WHAT IS ASKED :: Print the listing that follows, character for character.

INFORMATION GIVEN ::
-- BEGIN --

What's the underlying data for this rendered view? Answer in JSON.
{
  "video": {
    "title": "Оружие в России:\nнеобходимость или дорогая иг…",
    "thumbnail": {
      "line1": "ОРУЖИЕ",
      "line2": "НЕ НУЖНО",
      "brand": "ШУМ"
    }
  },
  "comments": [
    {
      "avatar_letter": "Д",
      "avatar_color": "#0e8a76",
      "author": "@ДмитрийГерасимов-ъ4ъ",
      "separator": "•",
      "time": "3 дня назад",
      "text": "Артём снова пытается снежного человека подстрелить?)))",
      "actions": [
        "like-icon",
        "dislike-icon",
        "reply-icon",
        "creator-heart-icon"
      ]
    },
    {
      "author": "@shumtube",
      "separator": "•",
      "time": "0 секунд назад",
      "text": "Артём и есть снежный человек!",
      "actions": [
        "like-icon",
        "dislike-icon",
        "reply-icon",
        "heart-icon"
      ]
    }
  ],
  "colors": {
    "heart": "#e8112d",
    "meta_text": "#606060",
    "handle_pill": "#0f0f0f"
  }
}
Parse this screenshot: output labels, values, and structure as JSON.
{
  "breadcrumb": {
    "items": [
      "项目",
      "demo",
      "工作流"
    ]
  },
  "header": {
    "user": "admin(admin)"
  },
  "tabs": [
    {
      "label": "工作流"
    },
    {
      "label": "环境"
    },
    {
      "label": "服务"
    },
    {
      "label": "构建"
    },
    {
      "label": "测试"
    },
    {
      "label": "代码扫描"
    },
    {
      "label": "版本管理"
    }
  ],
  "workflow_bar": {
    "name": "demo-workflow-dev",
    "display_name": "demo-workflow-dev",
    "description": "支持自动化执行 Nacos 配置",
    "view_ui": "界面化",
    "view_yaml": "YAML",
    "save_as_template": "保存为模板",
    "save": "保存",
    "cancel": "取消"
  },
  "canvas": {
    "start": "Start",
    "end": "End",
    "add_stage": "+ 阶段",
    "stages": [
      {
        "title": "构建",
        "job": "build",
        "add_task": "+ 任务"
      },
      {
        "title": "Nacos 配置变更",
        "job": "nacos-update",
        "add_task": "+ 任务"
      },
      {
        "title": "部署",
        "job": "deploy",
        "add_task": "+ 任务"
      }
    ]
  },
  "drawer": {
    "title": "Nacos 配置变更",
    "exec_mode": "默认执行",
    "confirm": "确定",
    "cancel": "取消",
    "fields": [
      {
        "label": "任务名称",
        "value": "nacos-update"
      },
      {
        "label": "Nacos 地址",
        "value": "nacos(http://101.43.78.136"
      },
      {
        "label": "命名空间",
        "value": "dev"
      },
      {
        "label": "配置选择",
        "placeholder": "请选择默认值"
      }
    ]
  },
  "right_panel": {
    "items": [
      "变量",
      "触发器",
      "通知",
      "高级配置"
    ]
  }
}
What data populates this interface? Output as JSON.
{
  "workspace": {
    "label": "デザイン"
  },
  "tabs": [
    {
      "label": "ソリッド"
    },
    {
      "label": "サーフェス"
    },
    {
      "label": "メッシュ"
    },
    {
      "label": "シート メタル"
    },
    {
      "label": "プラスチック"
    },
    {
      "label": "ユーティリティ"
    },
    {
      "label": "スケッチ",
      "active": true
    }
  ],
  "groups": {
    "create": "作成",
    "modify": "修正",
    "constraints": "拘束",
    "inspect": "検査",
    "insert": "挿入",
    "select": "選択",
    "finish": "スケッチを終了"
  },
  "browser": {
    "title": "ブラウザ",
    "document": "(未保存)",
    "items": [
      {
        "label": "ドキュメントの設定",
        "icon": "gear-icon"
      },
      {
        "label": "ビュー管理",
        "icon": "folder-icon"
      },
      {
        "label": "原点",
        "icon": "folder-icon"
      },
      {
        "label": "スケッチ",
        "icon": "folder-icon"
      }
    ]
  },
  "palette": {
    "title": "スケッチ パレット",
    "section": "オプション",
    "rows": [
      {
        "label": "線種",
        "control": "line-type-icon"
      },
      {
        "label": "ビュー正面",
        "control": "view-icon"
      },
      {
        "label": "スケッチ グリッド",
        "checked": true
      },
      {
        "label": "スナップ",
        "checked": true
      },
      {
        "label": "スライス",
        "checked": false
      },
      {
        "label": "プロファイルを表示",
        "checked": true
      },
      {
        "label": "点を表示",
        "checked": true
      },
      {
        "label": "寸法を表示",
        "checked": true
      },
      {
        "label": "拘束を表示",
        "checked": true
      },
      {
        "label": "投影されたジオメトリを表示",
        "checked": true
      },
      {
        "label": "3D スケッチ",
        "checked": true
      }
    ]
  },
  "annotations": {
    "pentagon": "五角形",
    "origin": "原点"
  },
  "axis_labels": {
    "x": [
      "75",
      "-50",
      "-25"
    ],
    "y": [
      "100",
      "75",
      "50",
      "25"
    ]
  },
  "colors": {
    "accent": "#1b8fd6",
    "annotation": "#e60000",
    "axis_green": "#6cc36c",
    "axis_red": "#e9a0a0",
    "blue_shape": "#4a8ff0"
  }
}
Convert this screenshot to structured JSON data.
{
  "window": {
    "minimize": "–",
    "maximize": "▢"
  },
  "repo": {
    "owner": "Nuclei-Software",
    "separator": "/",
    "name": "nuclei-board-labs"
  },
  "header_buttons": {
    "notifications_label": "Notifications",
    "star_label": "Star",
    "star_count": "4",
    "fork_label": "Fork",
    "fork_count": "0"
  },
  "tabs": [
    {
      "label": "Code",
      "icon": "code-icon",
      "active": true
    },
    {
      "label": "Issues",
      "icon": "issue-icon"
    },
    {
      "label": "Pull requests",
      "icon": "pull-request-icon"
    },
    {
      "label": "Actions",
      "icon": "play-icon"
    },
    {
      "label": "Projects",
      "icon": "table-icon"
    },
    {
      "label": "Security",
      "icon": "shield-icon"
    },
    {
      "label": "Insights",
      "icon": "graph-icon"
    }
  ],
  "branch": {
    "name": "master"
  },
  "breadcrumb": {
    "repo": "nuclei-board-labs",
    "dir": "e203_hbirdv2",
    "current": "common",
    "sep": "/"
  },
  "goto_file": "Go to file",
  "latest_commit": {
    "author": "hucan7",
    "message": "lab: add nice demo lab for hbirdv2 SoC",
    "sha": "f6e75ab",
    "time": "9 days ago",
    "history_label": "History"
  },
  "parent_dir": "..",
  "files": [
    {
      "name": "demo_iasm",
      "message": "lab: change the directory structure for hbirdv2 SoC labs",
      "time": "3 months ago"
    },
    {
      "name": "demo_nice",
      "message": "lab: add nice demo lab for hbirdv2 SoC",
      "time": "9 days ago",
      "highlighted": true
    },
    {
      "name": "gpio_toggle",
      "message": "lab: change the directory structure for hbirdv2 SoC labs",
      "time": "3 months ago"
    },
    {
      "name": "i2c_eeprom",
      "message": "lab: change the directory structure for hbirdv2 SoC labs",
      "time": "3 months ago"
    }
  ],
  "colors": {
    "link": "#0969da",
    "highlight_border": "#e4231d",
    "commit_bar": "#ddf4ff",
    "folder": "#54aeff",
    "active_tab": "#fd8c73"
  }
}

-- END --

SOLUTION FOR THIS TASK ::
What's the underlying data for this rendered view? Answer in JSON.
{
  "video": {
    "title": "Оружие в России:\nнеобходимость или дорогая иг…",
    "thumbnail": {
      "line1": "ОРУЖИЕ",
      "line2": "НЕ НУЖНО",
      "brand": "ШУМ"
    }
  },
  "comments": [
    {
      "avatar_letter": "Д",
      "avatar_color": "#0e8a76",
      "author": "@ДмитрийГерасимов-ъ4ъ",
      "separator": "•",
      "time": "3 дня назад",
      "text": "Артём снова пытается снежного человека подстрелить?)))",
      "actions": [
        "like-icon",
        "dislike-icon",
        "reply-icon",
        "creator-heart-icon"
      ]
    },
    {
      "author": "@shumtube",
      "separator": "•",
      "time": "0 секунд назад",
      "text": "Артём и есть снежный человек!",
      "actions": [
        "like-icon",
        "dislike-icon",
        "reply-icon",
        "heart-icon"
      ]
    }
  ],
  "colors": {
    "heart": "#e8112d",
    "meta_text": "#606060",
    "handle_pill": "#0f0f0f"
  }
}
Parse this screenshot: output labels, values, and structure as JSON.
{
  "breadcrumb": {
    "items": [
      "项目",
      "demo",
      "工作流"
    ]
  },
  "header": {
    "user": "admin(admin)"
  },
  "tabs": [
    {
      "label": "工作流"
    },
    {
      "label": "环境"
    },
    {
      "label": "服务"
    },
    {
      "label": "构建"
    },
    {
      "label": "测试"
    },
    {
      "label": "代码扫描"
    },
    {
      "label": "版本管理"
    }
  ],
  "workflow_bar": {
    "name": "demo-workflow-dev",
    "display_name": "demo-workflow-dev",
    "description": "支持自动化执行 Nacos 配置",
    "view_ui": "界面化",
    "view_yaml": "YAML",
    "save_as_template": "保存为模板",
    "save": "保存",
    "cancel": "取消"
  },
  "canvas": {
    "start": "Start",
    "end": "End",
    "add_stage": "+ 阶段",
    "stages": [
      {
        "title": "构建",
        "job": "build",
        "add_task": "+ 任务"
      },
      {
        "title": "Nacos 配置变更",
        "job": "nacos-update",
        "add_task": "+ 任务"
      },
      {
        "title": "部署",
        "job": "deploy",
        "add_task": "+ 任务"
      }
    ]
  },
  "drawer": {
    "title": "Nacos 配置变更",
    "exec_mode": "默认执行",
    "confirm": "确定",
    "cancel": "取消",
    "fields": [
      {
        "label": "任务名称",
        "value": "nacos-update"
      },
      {
        "label": "Nacos 地址",
        "value": "nacos(http://101.43.78.136"
      },
      {
        "label": "命名空间",
        "value": "dev"
      },
      {
        "label": "配置选择",
        "placeholder": "请选择默认值"
      }
    ]
  },
  "right_panel": {
    "items": [
      "变量",
      "触发器",
      "通知",
      "高级配置"
    ]
  }
}
What data populates this interface? Output as JSON.
{
  "workspace": {
    "label": "デザイン"
  },
  "tabs": [
    {
      "label": "ソリッド"
    },
    {
      "label": "サーフェス"
    },
    {
      "label": "メッシュ"
    },
    {
      "label": "シート メタル"
    },
    {
      "label": "プラスチック"
    },
    {
      "label": "ユーティリティ"
    },
    {
      "label": "スケッチ",
      "active": true
    }
  ],
  "groups": {
    "create": "作成",
    "modify": "修正",
    "constraints": "拘束",
    "inspect": "検査",
    "insert": "挿入",
    "select": "選択",
    "finish": "スケッチを終了"
  },
  "browser": {
    "title": "ブラウザ",
    "document": "(未保存)",
    "items": [
      {
        "label": "ドキュメントの設定",
        "icon": "gear-icon"
      },
      {
        "label": "ビュー管理",
        "icon": "folder-icon"
      },
      {
        "label": "原点",
        "icon": "folder-icon"
      },
      {
        "label": "スケッチ",
        "icon": "folder-icon"
      }
    ]
  },
  "palette": {
    "title": "スケッチ パレット",
    "section": "オプション",
    "rows": [
      {
        "label": "線種",
        "control": "line-type-icon"
      },
      {
        "label": "ビュー正面",
        "control": "view-icon"
      },
      {
        "label": "スケッチ グリッド",
        "checked": true
      },
      {
        "label": "スナップ",
        "checked": true
      },
      {
        "label": "スライス",
        "checked": false
      },
      {
        "label": "プロファイルを表示",
        "checked": true
      },
      {
        "label": "点を表示",
        "checked": true
      },
      {
        "label": "寸法を表示",
        "checked": true
      },
      {
        "label": "拘束を表示",
        "checked": true
      },
      {
        "label": "投影されたジオメトリを表示",
        "checked": true
      },
      {
        "label": "3D スケッチ",
        "checked": true
      }
    ]
  },
  "annotations": {
    "pentagon": "五角形",
    "origin": "原点"
  },
  "axis_labels": {
    "x": [
      "75",
      "-50",
      "-25"
    ],
    "y": [
      "100",
      "75",
      "50",
      "25"
    ]
  },
  "colors": {
    "accent": "#1b8fd6",
    "annotation": "#e60000",
    "axis_green": "#6cc36c",
    "axis_red": "#e9a0a0",
    "blue_shape": "#4a8ff0"
  }
}
Convert this screenshot to structured JSON data.
{
  "window": {
    "minimize": "–",
    "maximize": "▢"
  },
  "repo": {
    "owner": "Nuclei-Software",
    "separator": "/",
    "name": "nuclei-board-labs"
  },
  "header_buttons": {
    "notifications_label": "Notifications",
    "star_label": "Star",
    "star_count": "4",
    "fork_label": "Fork",
    "fork_count": "0"
  },
  "tabs": [
    {
      "label": "Code",
      "icon": "code-icon",
      "active": true
    },
    {
      "label": "Issues",
      "icon": "issue-icon"
    },
    {
      "label": "Pull requests",
      "icon": "pull-request-icon"
    },
    {
      "label": "Actions",
      "icon": "play-icon"
    },
    {
      "label": "Projects",
      "icon": "table-icon"
    },
    {
      "label": "Security",
      "icon": "shield-icon"
    },
    {
      "label": "Insights",
      "icon": "graph-icon"
    }
  ],
  "branch": {
    "name": "master"
  },
  "breadcrumb": {
    "repo": "nuclei-board-labs",
    "dir": "e203_hbirdv2",
    "current": "common",
    "sep": "/"
  },
  "goto_file": "Go to file",
  "latest_commit": {
    "author": "hucan7",
    "message": "lab: add nice demo lab for hbirdv2 SoC",
    "sha": "f6e75ab",
    "time": "9 days ago",
    "history_label": "History"
  },
  "parent_dir": "..",
  "files": [
    {
      "name": "demo_iasm",
      "message": "lab: change the directory structure for hbirdv2 SoC labs",
      "time": "3 months ago"
    },
    {
      "name": "demo_nice",
      "message": "lab: add nice demo lab for hbirdv2 SoC",
      "time": "9 days ago",
      "highlighted": true
    },
    {
      "name": "gpio_toggle",
      "message": "lab: change the directory structure for hbirdv2 SoC labs",
      "time": "3 months ago"
    },
    {
      "name": "i2c_eeprom",
      "message": "lab: change the directory structure for hbirdv2 SoC labs",
      "time": "3 months ago"
    }
  ],
  "colors": {
    "link": "#0969da",
    "highlight_border": "#e4231d",
    "commit_bar": "#ddf4ff",
    "folder": "#54aeff",
    "active_tab": "#fd8c73"
  }
}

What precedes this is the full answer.